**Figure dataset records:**
┄┄┄┄┄┄┄┄┄┄┄┄┄┄┄┄┄┄┄┄
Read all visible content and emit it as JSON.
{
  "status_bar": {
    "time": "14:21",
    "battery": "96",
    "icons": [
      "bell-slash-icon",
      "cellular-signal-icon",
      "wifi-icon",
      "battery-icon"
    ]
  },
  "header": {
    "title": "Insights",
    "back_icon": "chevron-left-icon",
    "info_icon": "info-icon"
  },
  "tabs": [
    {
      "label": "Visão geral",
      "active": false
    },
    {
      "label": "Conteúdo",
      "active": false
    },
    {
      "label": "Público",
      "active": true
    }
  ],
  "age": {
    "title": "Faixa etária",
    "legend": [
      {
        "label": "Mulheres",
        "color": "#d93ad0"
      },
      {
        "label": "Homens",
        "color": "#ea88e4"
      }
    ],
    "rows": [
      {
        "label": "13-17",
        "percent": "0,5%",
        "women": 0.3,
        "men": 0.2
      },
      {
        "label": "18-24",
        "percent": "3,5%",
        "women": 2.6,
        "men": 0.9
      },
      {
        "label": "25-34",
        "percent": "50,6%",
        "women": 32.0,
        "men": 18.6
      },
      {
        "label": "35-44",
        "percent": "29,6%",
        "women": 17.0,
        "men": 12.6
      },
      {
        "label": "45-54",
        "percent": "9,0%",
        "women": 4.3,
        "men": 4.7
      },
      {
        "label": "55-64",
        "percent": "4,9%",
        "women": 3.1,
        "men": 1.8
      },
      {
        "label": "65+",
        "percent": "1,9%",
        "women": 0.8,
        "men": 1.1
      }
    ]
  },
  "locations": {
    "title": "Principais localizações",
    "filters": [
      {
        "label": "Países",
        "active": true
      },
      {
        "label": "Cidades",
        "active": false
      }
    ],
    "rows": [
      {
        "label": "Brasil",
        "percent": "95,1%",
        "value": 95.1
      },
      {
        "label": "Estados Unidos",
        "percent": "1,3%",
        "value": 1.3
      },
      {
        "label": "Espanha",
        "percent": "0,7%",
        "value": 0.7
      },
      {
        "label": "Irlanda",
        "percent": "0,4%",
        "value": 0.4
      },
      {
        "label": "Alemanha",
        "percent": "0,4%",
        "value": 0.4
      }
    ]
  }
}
┄┄┄┄┄┄┄┄┄┄┄┄┄┄┄┄┄┄┄┄
Extract the listing in its entirety, matching it exactly.

**Right answer:**
Read all visible content and emit it as JSON.
{
  "status_bar": {
    "time": "14:21",
    "battery": "96",
    "icons": [
      "bell-slash-icon",
      "cellular-signal-icon",
      "wifi-icon",
      "battery-icon"
    ]
  },
  "header": {
    "title": "Insights",
    "back_icon": "chevron-left-icon",
    "info_icon": "info-icon"
  },
  "tabs": [
    {
      "label": "Visão geral",
      "active": false
    },
    {
      "label": "Conteúdo",
      "active": false
    },
    {
      "label": "Público",
      "active": true
    }
  ],
  "age": {
    "title": "Faixa etária",
    "legend": [
      {
        "label": "Mulheres",
        "color": "#d93ad0"
      },
      {
        "label": "Homens",
        "color": "#ea88e4"
      }
    ],
    "rows": [
      {
        "label": "13-17",
        "percent": "0,5%",
        "women": 0.3,
        "men": 0.2
      },
      {
        "label": "18-24",
        "percent": "3,5%",
        "women": 2.6,
        "men": 0.9
      },
      {
        "label": "25-34",
        "percent": "50,6%",
        "women": 32.0,
        "men": 18.6
      },
      {
        "label": "35-44",
        "percent": "29,6%",
        "women": 17.0,
        "men": 12.6
      },
      {
        "label": "45-54",
        "percent": "9,0%",
        "women": 4.3,
        "men": 4.7
      },
      {
        "label": "55-64",
        "percent": "4,9%",
        "women": 3.1,
        "men": 1.8
      },
      {
        "label": "65+",
        "percent": "1,9%",
        "women": 0.8,
        "men": 1.1
      }
    ]
  },
  "locations": {
    "title": "Principais localizações",
    "filters": [
      {
        "label": "Países",
        "active": true
      },
      {
        "label": "Cidades",
        "active": false
      }
    ],
    "rows": [
      {
        "label": "Brasil",
        "percent": "95,1%",
        "value": 95.1
      },
      {
        "label": "Estados Unidos",
        "percent": "1,3%",
        "value": 1.3
      },
      {
        "label": "Espanha",
        "percent": "0,7%",
        "value": 0.7
      },
      {
        "label": "Irlanda",
        "percent": "0,4%",
        "value": 0.4
      },
      {
        "label": "Alemanha",
        "percent": "0,4%",
        "value": 0.4
      }
    ]
  }
}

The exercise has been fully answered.